_Directive_
Format the lines from the start of the entries through the line containing "- button[interactable]: User: [72, 643, 142, 695]", both included, as a Markdown table with the columns Row and Entry line. Number each line in Row and omit blank lines.

_Exercise materials_
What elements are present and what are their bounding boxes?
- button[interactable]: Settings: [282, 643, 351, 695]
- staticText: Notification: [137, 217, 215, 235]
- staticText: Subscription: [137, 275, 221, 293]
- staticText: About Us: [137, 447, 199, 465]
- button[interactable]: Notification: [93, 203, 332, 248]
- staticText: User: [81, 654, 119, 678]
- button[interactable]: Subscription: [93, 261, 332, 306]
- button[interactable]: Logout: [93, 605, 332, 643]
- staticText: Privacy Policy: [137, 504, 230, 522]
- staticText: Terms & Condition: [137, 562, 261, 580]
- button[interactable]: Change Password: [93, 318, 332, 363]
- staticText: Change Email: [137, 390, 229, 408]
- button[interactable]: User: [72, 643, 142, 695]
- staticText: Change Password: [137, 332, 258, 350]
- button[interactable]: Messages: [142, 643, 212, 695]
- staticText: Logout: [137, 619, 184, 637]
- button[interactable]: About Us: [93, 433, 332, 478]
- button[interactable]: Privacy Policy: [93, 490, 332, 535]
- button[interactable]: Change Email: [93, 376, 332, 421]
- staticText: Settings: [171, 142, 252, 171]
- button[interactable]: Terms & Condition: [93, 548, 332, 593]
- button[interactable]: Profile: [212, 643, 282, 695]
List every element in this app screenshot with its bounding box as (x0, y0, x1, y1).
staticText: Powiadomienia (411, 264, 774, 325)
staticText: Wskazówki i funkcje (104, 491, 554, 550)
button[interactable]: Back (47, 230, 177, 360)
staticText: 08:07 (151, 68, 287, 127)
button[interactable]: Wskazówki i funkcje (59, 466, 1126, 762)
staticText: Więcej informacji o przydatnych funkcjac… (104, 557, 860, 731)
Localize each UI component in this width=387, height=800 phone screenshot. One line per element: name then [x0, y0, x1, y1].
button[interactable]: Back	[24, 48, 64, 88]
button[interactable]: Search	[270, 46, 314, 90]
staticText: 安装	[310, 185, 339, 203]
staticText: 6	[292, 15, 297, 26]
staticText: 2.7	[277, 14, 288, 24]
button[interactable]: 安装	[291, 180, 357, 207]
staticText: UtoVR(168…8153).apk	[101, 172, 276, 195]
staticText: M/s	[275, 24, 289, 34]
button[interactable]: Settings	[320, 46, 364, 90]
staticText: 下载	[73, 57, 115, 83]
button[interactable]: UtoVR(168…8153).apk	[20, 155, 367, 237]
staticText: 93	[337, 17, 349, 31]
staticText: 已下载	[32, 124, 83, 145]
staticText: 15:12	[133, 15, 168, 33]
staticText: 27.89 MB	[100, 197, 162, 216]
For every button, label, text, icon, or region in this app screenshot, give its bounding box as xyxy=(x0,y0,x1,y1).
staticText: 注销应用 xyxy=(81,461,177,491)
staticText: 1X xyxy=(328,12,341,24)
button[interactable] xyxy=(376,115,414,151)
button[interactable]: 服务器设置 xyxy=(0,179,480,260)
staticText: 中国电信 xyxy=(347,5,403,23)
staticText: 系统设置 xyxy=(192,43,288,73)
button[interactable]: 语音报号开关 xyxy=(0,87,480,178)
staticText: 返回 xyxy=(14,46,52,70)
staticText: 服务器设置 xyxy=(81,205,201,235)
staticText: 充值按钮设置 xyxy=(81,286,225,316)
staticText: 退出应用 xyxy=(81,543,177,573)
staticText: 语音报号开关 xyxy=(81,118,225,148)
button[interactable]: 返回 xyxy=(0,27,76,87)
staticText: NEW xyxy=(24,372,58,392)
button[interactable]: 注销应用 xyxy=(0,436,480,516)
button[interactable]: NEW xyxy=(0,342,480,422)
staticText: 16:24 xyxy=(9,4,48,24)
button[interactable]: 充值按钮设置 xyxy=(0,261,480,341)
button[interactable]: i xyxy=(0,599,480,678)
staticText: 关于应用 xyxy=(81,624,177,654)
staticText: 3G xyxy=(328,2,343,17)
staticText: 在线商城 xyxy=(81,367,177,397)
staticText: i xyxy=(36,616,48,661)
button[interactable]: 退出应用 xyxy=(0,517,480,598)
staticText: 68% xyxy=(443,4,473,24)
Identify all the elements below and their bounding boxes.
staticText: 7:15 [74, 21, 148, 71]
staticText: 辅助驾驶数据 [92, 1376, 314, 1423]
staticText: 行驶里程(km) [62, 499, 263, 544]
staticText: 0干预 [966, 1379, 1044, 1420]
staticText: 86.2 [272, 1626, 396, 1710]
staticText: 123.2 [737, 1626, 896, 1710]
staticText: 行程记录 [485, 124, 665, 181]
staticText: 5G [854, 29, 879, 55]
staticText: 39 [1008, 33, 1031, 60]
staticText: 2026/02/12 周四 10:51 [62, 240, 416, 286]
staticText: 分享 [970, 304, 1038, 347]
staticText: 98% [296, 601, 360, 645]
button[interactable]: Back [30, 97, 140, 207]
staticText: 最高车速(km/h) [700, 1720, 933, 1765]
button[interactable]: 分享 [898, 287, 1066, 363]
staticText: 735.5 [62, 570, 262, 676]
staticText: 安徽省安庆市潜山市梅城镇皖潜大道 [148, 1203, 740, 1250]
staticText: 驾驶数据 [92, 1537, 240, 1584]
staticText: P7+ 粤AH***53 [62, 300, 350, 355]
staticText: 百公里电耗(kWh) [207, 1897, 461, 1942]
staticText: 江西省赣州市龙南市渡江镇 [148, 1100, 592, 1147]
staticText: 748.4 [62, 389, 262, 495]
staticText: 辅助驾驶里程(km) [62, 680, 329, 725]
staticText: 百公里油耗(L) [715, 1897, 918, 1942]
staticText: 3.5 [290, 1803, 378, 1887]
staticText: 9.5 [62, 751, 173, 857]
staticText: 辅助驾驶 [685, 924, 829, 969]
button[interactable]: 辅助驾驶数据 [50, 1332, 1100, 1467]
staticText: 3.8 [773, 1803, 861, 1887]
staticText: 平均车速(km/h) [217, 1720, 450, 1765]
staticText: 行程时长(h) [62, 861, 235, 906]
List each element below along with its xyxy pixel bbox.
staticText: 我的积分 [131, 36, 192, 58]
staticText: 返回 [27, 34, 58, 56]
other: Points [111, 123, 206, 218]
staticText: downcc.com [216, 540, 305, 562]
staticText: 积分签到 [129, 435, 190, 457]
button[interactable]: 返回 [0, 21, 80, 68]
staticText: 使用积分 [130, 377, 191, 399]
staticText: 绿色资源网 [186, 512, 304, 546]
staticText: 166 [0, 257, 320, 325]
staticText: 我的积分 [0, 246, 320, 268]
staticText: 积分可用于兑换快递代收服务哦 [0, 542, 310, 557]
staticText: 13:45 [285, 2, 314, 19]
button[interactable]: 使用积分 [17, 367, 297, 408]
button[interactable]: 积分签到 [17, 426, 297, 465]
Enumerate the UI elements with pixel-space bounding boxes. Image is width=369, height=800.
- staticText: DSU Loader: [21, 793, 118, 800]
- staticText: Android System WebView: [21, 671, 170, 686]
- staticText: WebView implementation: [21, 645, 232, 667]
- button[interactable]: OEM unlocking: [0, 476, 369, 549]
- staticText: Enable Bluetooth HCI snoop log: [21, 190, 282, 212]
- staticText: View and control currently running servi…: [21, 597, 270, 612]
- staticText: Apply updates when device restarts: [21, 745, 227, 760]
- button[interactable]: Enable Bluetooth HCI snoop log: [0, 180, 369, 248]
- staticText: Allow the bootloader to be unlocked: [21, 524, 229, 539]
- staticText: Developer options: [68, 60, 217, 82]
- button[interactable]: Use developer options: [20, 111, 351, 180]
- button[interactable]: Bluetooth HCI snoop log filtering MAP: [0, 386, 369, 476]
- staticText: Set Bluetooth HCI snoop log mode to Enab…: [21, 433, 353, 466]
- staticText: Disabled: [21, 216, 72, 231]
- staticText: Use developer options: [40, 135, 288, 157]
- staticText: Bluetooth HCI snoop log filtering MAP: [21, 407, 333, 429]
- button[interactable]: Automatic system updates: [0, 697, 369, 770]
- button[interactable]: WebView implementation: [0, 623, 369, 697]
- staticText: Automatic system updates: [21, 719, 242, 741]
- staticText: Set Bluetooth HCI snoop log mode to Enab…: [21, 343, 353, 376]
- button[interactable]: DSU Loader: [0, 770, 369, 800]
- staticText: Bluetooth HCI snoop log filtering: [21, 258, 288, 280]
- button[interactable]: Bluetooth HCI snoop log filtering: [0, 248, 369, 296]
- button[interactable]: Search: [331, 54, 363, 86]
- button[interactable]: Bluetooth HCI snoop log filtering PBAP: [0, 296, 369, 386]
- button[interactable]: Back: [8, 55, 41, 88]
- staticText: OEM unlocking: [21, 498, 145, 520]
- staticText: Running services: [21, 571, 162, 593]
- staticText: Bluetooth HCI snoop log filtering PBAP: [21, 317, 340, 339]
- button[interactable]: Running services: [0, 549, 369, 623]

_Solution_
| Row | Entry line |
|---|---|
| 1 | What elements are present and what are their bounding boxes? |
| 2 | - button[interactable]: Settings: [282, 643, 351, 695] |
| 3 | - staticText: Notification: [137, 217, 215, 235] |
| 4 | - staticText: Subscription: [137, 275, 221, 293] |
| 5 | - staticText: About Us: [137, 447, 199, 465] |
| 6 | - button[interactable]: Notification: [93, 203, 332, 248] |
| 7 | - staticText: User: [81, 654, 119, 678] |
| 8 | - button[interactable]: Subscription: [93, 261, 332, 306] |
| 9 | - button[interactable]: Logout: [93, 605, 332, 643] |
| 10 | - staticText: Privacy Policy: [137, 504, 230, 522] |
| 11 | - staticText: Terms & Condition: [137, 562, 261, 580] |
| 12 | - button[interactable]: Change Password: [93, 318, 332, 363] |
| 13 | - staticText: Change Email: [137, 390, 229, 408] |
| 14 | - button[interactable]: User: [72, 643, 142, 695] |